• _INSTRUCTION_: Pick out the lines in the listing below that contain the word "this" and copy them.

[Figure dataset records]
————————
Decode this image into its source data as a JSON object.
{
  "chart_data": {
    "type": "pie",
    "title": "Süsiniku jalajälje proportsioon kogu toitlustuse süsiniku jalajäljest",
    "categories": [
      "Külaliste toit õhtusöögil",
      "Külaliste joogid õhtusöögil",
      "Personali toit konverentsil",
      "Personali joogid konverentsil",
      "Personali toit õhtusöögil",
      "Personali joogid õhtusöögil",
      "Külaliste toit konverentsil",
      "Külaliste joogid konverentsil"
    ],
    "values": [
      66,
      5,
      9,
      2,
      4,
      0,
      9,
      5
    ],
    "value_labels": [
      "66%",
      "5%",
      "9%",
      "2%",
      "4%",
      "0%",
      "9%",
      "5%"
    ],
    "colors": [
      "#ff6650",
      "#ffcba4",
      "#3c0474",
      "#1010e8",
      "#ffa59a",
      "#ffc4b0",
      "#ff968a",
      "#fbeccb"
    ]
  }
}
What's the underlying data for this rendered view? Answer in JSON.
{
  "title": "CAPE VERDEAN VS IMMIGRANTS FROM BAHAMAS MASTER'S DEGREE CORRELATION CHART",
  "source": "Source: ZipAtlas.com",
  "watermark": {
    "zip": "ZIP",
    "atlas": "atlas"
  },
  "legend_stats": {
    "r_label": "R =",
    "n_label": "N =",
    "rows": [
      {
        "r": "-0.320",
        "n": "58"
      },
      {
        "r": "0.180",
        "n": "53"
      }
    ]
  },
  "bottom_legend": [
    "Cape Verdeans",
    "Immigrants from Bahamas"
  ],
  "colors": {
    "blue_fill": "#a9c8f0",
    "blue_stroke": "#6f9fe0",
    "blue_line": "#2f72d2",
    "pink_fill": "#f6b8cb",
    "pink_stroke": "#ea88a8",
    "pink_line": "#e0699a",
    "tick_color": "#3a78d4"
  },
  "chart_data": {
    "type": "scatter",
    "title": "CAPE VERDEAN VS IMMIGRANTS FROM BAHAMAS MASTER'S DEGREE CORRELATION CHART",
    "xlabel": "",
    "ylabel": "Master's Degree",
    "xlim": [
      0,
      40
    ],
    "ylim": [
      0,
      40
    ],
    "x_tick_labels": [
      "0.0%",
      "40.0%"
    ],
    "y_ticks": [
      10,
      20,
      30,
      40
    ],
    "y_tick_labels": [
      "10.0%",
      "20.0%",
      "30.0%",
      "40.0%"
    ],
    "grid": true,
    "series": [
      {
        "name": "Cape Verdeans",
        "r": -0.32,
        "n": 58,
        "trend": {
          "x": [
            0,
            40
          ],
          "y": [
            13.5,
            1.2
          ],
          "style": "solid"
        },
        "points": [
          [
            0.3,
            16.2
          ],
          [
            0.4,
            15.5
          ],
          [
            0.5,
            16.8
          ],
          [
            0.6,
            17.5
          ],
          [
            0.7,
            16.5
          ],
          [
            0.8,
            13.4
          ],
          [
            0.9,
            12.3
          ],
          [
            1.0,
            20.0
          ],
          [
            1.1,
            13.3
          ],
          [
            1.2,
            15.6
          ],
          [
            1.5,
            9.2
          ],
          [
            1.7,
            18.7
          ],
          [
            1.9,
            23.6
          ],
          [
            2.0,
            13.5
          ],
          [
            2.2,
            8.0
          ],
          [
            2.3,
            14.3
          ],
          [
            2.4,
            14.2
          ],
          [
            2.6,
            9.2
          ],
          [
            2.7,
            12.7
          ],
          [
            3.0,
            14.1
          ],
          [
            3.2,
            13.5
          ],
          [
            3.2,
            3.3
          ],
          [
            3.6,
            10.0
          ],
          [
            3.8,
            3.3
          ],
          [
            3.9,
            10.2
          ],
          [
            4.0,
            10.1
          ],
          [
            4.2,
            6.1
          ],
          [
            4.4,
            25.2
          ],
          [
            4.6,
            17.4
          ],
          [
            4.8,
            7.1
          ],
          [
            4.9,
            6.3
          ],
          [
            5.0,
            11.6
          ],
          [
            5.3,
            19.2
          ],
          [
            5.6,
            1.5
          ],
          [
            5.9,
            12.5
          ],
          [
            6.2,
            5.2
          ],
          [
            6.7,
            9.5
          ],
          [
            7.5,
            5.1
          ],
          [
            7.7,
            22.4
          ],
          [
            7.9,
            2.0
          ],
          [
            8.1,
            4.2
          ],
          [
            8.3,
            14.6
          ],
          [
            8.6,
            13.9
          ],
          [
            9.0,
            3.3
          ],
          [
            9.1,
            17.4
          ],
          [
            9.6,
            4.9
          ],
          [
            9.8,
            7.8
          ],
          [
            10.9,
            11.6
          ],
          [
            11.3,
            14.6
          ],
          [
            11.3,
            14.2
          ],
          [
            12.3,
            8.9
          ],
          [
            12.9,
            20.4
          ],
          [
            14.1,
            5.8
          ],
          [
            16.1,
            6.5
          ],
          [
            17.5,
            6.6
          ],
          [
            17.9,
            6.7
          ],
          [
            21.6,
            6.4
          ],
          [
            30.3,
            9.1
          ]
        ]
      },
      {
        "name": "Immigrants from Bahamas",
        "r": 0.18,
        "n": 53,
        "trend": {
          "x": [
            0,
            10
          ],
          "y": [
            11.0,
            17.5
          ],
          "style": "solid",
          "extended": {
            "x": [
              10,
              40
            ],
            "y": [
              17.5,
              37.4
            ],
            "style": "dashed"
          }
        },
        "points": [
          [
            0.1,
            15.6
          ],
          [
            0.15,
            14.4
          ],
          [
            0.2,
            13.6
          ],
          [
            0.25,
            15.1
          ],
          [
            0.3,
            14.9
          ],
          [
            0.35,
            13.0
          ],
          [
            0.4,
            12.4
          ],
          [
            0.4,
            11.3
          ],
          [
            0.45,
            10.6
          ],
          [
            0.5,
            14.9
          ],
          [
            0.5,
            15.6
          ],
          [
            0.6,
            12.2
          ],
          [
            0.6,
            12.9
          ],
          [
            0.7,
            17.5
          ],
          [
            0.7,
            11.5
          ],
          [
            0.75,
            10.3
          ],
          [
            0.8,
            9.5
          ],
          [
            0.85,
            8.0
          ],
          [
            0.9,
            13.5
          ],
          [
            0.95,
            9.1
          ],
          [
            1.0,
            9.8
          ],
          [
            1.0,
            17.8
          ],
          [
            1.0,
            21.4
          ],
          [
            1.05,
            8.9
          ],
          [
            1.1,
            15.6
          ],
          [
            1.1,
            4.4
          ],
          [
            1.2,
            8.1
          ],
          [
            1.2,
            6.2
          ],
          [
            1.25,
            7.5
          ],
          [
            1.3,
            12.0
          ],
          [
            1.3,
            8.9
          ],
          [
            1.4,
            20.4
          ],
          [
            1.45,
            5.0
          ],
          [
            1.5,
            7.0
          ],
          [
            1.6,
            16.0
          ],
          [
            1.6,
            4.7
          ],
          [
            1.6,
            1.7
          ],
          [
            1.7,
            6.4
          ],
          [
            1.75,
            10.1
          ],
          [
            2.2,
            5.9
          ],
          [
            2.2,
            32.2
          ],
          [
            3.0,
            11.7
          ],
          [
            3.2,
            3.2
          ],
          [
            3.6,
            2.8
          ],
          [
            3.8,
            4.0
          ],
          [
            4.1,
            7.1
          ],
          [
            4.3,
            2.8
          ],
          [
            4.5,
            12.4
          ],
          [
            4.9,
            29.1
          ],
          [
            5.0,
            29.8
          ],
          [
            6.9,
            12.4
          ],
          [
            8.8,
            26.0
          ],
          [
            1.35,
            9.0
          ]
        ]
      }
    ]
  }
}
————————
• _ANSWER TO THE PROBLEM_:
Decode this image into its source data as a JSON object.
What's the underlying data for this rendered view? Answer in JSON.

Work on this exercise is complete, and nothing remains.